### Short exercise
All the data below goes into the copy word for word, but the pictures don't.

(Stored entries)
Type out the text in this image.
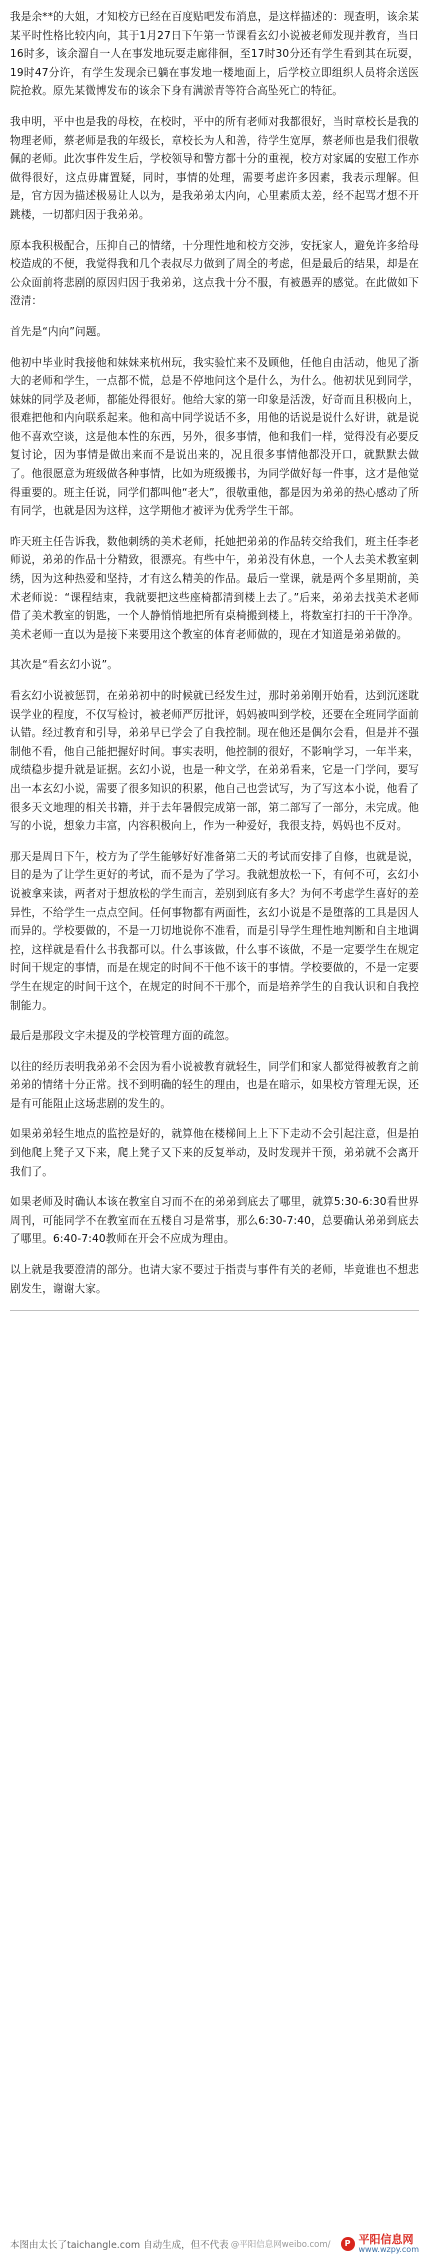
我是余**的大姐，才知校方已经在百度贴吧发布消息，是这样描述的：现查明，该余某某平时性格比较内向，其于1月27日下午第一节课看玄幻小说被老师发现并教育，当日16时多，该余溜自一人在事发地玩耍走廊徘徊，至17时30分还有学生看到其在玩耍，19时47分许，有学生发现余已躺在事发地一楼地面上，后学校立即组织人员将余送医院抢救。原先某微博发布的该余下身有满淤青等符合高坠死亡的特征。

我申明，平中也是我的母校，在校时，平中的所有老师对我都很好，当时章校长是我的物理老师，蔡老师是我的年级长，章校长为人和善，待学生宽厚，蔡老师也是我们很敬佩的老师。此次事件发生后，学校领导和警方都十分的重视，校方对家属的安慰工作亦做得很好，这点毋庸置疑，同时，事情的处理，需要考虑许多因素，我表示理解。但是，官方因为描述极易让人以为，是我弟弟太内向，心里素质太差，经不起骂才想不开跳楼，一切都归因于我弟弟。

原本我积极配合，压抑自己的情绪，十分理性地和校方交涉，安抚家人，避免许多给母校造成的不便，我觉得我和几个表叔尽力做到了周全的考虑，但是最后的结果，却是在公众面前将悲剧的原因归因于我弟弟，这点我十分不服，有被愚弄的感觉。在此做如下澄清：

首先是“内向”问题。

他初中毕业时我接他和妹妹来杭州玩，我实验忙来不及顾他，任他自由活动，他见了浙大的老师和学生，一点都不慌，总是不停地问这个是什么，为什么。他初状见到同学，妹妹的同学及老师，都能处得很好。他给大家的第一印象是活泼，好奇而且积极向上，很难把他和内向联系起来。他和高中同学说话不多，用他的话说是说什么好讲，就是说他不喜欢空谈，这是他本性的东西，另外，很多事情，他和我们一样，觉得没有必要反复讨论，因为事情是做出来而不是说出来的，况且很多事情他都没开口，就默默去做了。他很愿意为班级做各种事情，比如为班级搬书，为同学做好每一件事，这才是他觉得重要的。班主任说，同学们都叫他“老大”，很敬重他，都是因为弟弟的热心感动了所有同学，也就是因为这样，这学期他才被评为优秀学生干部。

昨天班主任告诉我，数他刺绣的美术老师，托她把弟弟的作品转交给我们，班主任李老师说，弟弟的作品十分精致，很漂亮。有些中午，弟弟没有休息，一个人去美术教室刺绣，因为这种热爱和坚持，才有这么精美的作品。最后一堂课，就是两个多星期前，美术老师说：“课程结束，我就要把这些座椅都清到楼上去了。”后来，弟弟去找美术老师借了美术教室的钥匙，一个人静悄悄地把所有桌椅搬到楼上，将数室打扫的干干净净。美术老师一直以为是接下来要用这个教室的体育老师做的，现在才知道是弟弟做的。

其次是“看玄幻小说”。

看玄幻小说被惩罚，在弟弟初中的时候就已经发生过，那时弟弟刚开始看，达到沉迷耽误学业的程度，不仅写检讨，被老师严厉批评，妈妈被叫到学校，还要在全班同学面前认错。经过教育和引导，弟弟早已学会了自我控制。现在他还是偶尔会看，但是并不强制他不看，他自己能把握好时间。事实表明，他控制的很好，不影响学习，一年半来，成绩稳步提升就是证据。玄幻小说，也是一种文学，在弟弟看来，它是一门学问，要写出一本玄幻小说，需要了很多知识的积累，他自己也尝试写，为了写这本小说，他看了很多天文地理的相关书籍，并于去年暑假完成第一部，第二部写了一部分，未完成。他写的小说，想象力丰富，内容积极向上，作为一种爱好，我很支持，妈妈也不反对。

那天是周日下午，校方为了学生能够好好准备第二天的考试而安排了自修，也就是说，目的是为了让学生更好的考试，而不是为了学习。我就想放松一下，有何不可，玄幻小说被拿来读，两者对于想放松的学生而言，差别到底有多大？为何不考虑学生喜好的差异性，不给学生一点点空间。任何事物都有两面性，玄幻小说是不是堕落的工具是因人而异的。学校要做的，不是一刀切地说你不准看，而是引导学生理性地判断和自主地调控，这样就是看什么书我都可以。什么事该做，什么事不该做，不是一定要学生在规定时间干规定的事情，而是在规定的时间不干他不该干的事情。学校要做的，不是一定要学生在规定的时间干这个，在规定的时间不干那个，而是培养学生的自我认识和自我控制能力。

最后是那段文字未提及的学校管理方面的疏忽。

以往的经历表明我弟弟不会因为看小说被教育就轻生，同学们和家人都觉得被教育之前弟弟的情绪十分正常。找不到明确的轻生的理由，也是在暗示，如果校方管理无误，还是有可能阻止这场悲剧的发生的。

如果弟弟轻生地点的监控是好的，就算他在楼梯间上上下下走动不会引起注意，但是拍到他爬上凳子又下来，爬上凳子又下来的反复举动，及时发现并干预，弟弟就不会离开我们了。

如果老师及时确认本该在教室自习而不在的弟弟到底去了哪里，就算5:30-6:30看世界周刊，可能同学不在教室而在五楼自习是常事，那么6:30-7:40，总要确认弟弟到底去了哪里。6:40-7:40教师在开会不应成为理由。

以上就是我要澄清的部分。也请大家不要过于指责与事件有关的老师，毕竟谁也不想悲剧发生，谢谢大家。

本图由太长了taichangle.com 自动生成，但不代表 @平阳信息网weibo.com/	P 平阳信息网
www.wzpy.com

### Exercise solution
Type out the text in this image.
我是余**的大姐，才知校方已经在百度贴吧发布消息，是这样描述的：现查明，该余某某平时性格比较内向，其于1月27日下午第一节课看玄幻小说被老师发现并教育，当日16时多，该余溜自一人在事发地玩耍走廊徘徊，至17时30分还有学生看到其在玩耍，19时47分许，有学生发现余已躺在事发地一楼地面上，后学校立即组织人员将余送医院抢救。原先某微博发布的该余下身有满淤青等符合高坠死亡的特征。

我申明，平中也是我的母校，在校时，平中的所有老师对我都很好，当时章校长是我的物理老师，蔡老师是我的年级长，章校长为人和善，待学生宽厚，蔡老师也是我们很敬佩的老师。此次事件发生后，学校领导和警方都十分的重视，校方对家属的安慰工作亦做得很好，这点毋庸置疑，同时，事情的处理，需要考虑许多因素，我表示理解。但是，官方因为描述极易让人以为，是我弟弟太内向，心里素质太差，经不起骂才想不开跳楼，一切都归因于我弟弟。

原本我积极配合，压抑自己的情绪，十分理性地和校方交涉，安抚家人，避免许多给母校造成的不便，我觉得我和几个表叔尽力做到了周全的考虑，但是最后的结果，却是在公众面前将悲剧的原因归因于我弟弟，这点我十分不服，有被愚弄的感觉。在此做如下澄清：

首先是“内向”问题。

他初中毕业时我接他和妹妹来杭州玩，我实验忙来不及顾他，任他自由活动，他见了浙大的老师和学生，一点都不慌，总是不停地问这个是什么，为什么。他初状见到同学，妹妹的同学及老师，都能处得很好。他给大家的第一印象是活泼，好奇而且积极向上，很难把他和内向联系起来。他和高中同学说话不多，用他的话说是说什么好讲，就是说他不喜欢空谈，这是他本性的东西，另外，很多事情，他和我们一样，觉得没有必要反复讨论，因为事情是做出来而不是说出来的，况且很多事情他都没开口，就默默去做了。他很愿意为班级做各种事情，比如为班级搬书，为同学做好每一件事，这才是他觉得重要的。班主任说，同学们都叫他“老大”，很敬重他，都是因为弟弟的热心感动了所有同学，也就是因为这样，这学期他才被评为优秀学生干部。

昨天班主任告诉我，数他刺绣的美术老师，托她把弟弟的作品转交给我们，班主任李老师说，弟弟的作品十分精致，很漂亮。有些中午，弟弟没有休息，一个人去美术教室刺绣，因为这种热爱和坚持，才有这么精美的作品。最后一堂课，就是两个多星期前，美术老师说：“课程结束，我就要把这些座椅都清到楼上去了。”后来，弟弟去找美术老师借了美术教室的钥匙，一个人静悄悄地把所有桌椅搬到楼上，将数室打扫的干干净净。美术老师一直以为是接下来要用这个教室的体育老师做的，现在才知道是弟弟做的。

其次是“看玄幻小说”。

看玄幻小说被惩罚，在弟弟初中的时候就已经发生过，那时弟弟刚开始看，达到沉迷耽误学业的程度，不仅写检讨，被老师严厉批评，妈妈被叫到学校，还要在全班同学面前认错。经过教育和引导，弟弟早已学会了自我控制。现在他还是偶尔会看，但是并不强制他不看，他自己能把握好时间。事实表明，他控制的很好，不影响学习，一年半来，成绩稳步提升就是证据。玄幻小说，也是一种文学，在弟弟看来，它是一门学问，要写出一本玄幻小说，需要了很多知识的积累，他自己也尝试写，为了写这本小说，他看了很多天文地理的相关书籍，并于去年暑假完成第一部，第二部写了一部分，未完成。他写的小说，想象力丰富，内容积极向上，作为一种爱好，我很支持，妈妈也不反对。

那天是周日下午，校方为了学生能够好好准备第二天的考试而安排了自修，也就是说，目的是为了让学生更好的考试，而不是为了学习。我就想放松一下，有何不可，玄幻小说被拿来读，两者对于想放松的学生而言，差别到底有多大？为何不考虑学生喜好的差异性，不给学生一点点空间。任何事物都有两面性，玄幻小说是不是堕落的工具是因人而异的。学校要做的，不是一刀切地说你不准看，而是引导学生理性地判断和自主地调控，这样就是看什么书我都可以。什么事该做，什么事不该做，不是一定要学生在规定时间干规定的事情，而是在规定的时间不干他不该干的事情。学校要做的，不是一定要学生在规定的时间干这个，在规定的时间不干那个，而是培养学生的自我认识和自我控制能力。

最后是那段文字未提及的学校管理方面的疏忽。

以往的经历表明我弟弟不会因为看小说被教育就轻生，同学们和家人都觉得被教育之前弟弟的情绪十分正常。找不到明确的轻生的理由，也是在暗示，如果校方管理无误，还是有可能阻止这场悲剧的发生的。

如果弟弟轻生地点的监控是好的，就算他在楼梯间上上下下走动不会引起注意，但是拍到他爬上凳子又下来，爬上凳子又下来的反复举动，及时发现并干预，弟弟就不会离开我们了。

如果老师及时确认本该在教室自习而不在的弟弟到底去了哪里，就算5:30-6:30看世界周刊，可能同学不在教室而在五楼自习是常事，那么6:30-7:40，总要确认弟弟到底去了哪里。6:40-7:40教师在开会不应成为理由。

以上就是我要澄清的部分。也请大家不要过于指责与事件有关的老师，毕竟谁也不想悲剧发生，谢谢大家。

本图由太长了taichangle.com 自动生成，但不代表 @平阳信息网weibo.com/	P 平阳信息网
www.wzpy.com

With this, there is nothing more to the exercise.